WRITTEN PROBLEM: Emit the entire listing verbatim.

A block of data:
☆ ☆ ☆ ☆ ☆
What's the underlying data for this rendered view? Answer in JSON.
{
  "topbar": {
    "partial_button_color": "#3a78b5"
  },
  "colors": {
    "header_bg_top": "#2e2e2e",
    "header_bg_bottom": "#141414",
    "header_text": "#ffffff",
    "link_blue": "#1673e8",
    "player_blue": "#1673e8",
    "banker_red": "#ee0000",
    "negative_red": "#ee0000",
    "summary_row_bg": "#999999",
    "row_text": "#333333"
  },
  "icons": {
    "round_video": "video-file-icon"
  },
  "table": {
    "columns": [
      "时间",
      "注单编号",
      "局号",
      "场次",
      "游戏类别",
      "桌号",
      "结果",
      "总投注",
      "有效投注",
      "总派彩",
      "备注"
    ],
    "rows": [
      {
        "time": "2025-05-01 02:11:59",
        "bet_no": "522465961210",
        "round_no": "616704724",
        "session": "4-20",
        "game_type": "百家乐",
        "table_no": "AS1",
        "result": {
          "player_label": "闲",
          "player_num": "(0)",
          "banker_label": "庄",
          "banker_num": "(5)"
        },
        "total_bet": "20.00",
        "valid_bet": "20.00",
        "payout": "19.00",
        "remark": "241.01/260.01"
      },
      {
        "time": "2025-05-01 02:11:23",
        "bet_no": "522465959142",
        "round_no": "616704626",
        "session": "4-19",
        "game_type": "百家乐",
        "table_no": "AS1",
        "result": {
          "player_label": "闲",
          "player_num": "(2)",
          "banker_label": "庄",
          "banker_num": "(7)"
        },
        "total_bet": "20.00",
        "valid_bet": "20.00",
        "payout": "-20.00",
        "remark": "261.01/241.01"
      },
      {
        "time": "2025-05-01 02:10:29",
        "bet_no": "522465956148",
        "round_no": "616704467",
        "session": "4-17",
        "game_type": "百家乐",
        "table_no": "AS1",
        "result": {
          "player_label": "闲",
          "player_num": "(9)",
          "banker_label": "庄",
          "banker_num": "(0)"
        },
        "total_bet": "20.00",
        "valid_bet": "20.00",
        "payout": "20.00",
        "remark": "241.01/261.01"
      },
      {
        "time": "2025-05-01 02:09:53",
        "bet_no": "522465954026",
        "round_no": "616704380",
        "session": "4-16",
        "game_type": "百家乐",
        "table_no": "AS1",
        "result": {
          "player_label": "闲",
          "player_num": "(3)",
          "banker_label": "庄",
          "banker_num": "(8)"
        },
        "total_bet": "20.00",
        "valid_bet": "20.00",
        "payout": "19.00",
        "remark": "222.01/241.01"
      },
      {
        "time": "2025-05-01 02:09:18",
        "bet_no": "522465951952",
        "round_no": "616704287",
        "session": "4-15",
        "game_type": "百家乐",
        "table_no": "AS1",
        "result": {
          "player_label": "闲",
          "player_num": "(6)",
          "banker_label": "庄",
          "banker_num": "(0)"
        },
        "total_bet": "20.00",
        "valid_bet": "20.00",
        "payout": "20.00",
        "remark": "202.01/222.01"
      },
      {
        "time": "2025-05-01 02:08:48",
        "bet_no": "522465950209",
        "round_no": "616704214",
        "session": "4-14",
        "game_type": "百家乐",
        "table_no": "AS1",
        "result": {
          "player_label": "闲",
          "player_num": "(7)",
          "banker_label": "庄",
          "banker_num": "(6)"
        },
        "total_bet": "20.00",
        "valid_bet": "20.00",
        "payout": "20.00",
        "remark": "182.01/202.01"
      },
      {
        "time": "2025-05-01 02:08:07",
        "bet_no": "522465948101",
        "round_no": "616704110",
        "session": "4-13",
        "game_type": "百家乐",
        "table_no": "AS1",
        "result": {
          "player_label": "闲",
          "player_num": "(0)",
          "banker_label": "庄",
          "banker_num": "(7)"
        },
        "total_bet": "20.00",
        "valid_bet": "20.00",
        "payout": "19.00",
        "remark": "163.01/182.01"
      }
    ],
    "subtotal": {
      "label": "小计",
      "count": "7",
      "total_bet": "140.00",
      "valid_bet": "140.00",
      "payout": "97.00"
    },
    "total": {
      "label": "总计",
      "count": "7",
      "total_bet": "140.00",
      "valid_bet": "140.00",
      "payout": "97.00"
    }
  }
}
☆ ☆ ☆ ☆ ☆
EXERCISE ANSWER:
What's the underlying data for this rendered view? Answer in JSON.
{
  "topbar": {
    "partial_button_color": "#3a78b5"
  },
  "colors": {
    "header_bg_top": "#2e2e2e",
    "header_bg_bottom": "#141414",
    "header_text": "#ffffff",
    "link_blue": "#1673e8",
    "player_blue": "#1673e8",
    "banker_red": "#ee0000",
    "negative_red": "#ee0000",
    "summary_row_bg": "#999999",
    "row_text": "#333333"
  },
  "icons": {
    "round_video": "video-file-icon"
  },
  "table": {
    "columns": [
      "时间",
      "注单编号",
      "局号",
      "场次",
      "游戏类别",
      "桌号",
      "结果",
      "总投注",
      "有效投注",
      "总派彩",
      "备注"
    ],
    "rows": [
      {
        "time": "2025-05-01 02:11:59",
        "bet_no": "522465961210",
        "round_no": "616704724",
        "session": "4-20",
        "game_type": "百家乐",
        "table_no": "AS1",
        "result": {
          "player_label": "闲",
          "player_num": "(0)",
          "banker_label": "庄",
          "banker_num": "(5)"
        },
        "total_bet": "20.00",
        "valid_bet": "20.00",
        "payout": "19.00",
        "remark": "241.01/260.01"
      },
      {
        "time": "2025-05-01 02:11:23",
        "bet_no": "522465959142",
        "round_no": "616704626",
        "session": "4-19",
        "game_type": "百家乐",
        "table_no": "AS1",
        "result": {
          "player_label": "闲",
          "player_num": "(2)",
          "banker_label": "庄",
          "banker_num": "(7)"
        },
        "total_bet": "20.00",
        "valid_bet": "20.00",
        "payout": "-20.00",
        "remark": "261.01/241.01"
      },
      {
        "time": "2025-05-01 02:10:29",
        "bet_no": "522465956148",
        "round_no": "616704467",
        "session": "4-17",
        "game_type": "百家乐",
        "table_no": "AS1",
        "result": {
          "player_label": "闲",
          "player_num": "(9)",
          "banker_label": "庄",
          "banker_num": "(0)"
        },
        "total_bet": "20.00",
        "valid_bet": "20.00",
        "payout": "20.00",
        "remark": "241.01/261.01"
      },
      {
        "time": "2025-05-01 02:09:53",
        "bet_no": "522465954026",
        "round_no": "616704380",
        "session": "4-16",
        "game_type": "百家乐",
        "table_no": "AS1",
        "result": {
          "player_label": "闲",
          "player_num": "(3)",
          "banker_label": "庄",
          "banker_num": "(8)"
        },
        "total_bet": "20.00",
        "valid_bet": "20.00",
        "payout": "19.00",
        "remark": "222.01/241.01"
      },
      {
        "time": "2025-05-01 02:09:18",
        "bet_no": "522465951952",
        "round_no": "616704287",
        "session": "4-15",
        "game_type": "百家乐",
        "table_no": "AS1",
        "result": {
          "player_label": "闲",
          "player_num": "(6)",
          "banker_label": "庄",
          "banker_num": "(0)"
        },
        "total_bet": "20.00",
        "valid_bet": "20.00",
        "payout": "20.00",
        "remark": "202.01/222.01"
      },
      {
        "time": "2025-05-01 02:08:48",
        "bet_no": "522465950209",
        "round_no": "616704214",
        "session": "4-14",
        "game_type": "百家乐",
        "table_no": "AS1",
        "result": {
          "player_label": "闲",
          "player_num": "(7)",
          "banker_label": "庄",
          "banker_num": "(6)"
        },
        "total_bet": "20.00",
        "valid_bet": "20.00",
        "payout": "20.00",
        "remark": "182.01/202.01"
      },
      {
        "time": "2025-05-01 02:08:07",
        "bet_no": "522465948101",
        "round_no": "616704110",
        "session": "4-13",
        "game_type": "百家乐",
        "table_no": "AS1",
        "result": {
          "player_label": "闲",
          "player_num": "(0)",
          "banker_label": "庄",
          "banker_num": "(7)"
        },
        "total_bet": "20.00",
        "valid_bet": "20.00",
        "payout": "19.00",
        "remark": "163.01/182.01"
      }
    ],
    "subtotal": {
      "label": "小计",
      "count": "7",
      "total_bet": "140.00",
      "valid_bet": "140.00",
      "payout": "97.00"
    },
    "total": {
      "label": "总计",
      "count": "7",
      "total_bet": "140.00",
      "valid_bet": "140.00",
      "payout": "97.00"
    }
  }
}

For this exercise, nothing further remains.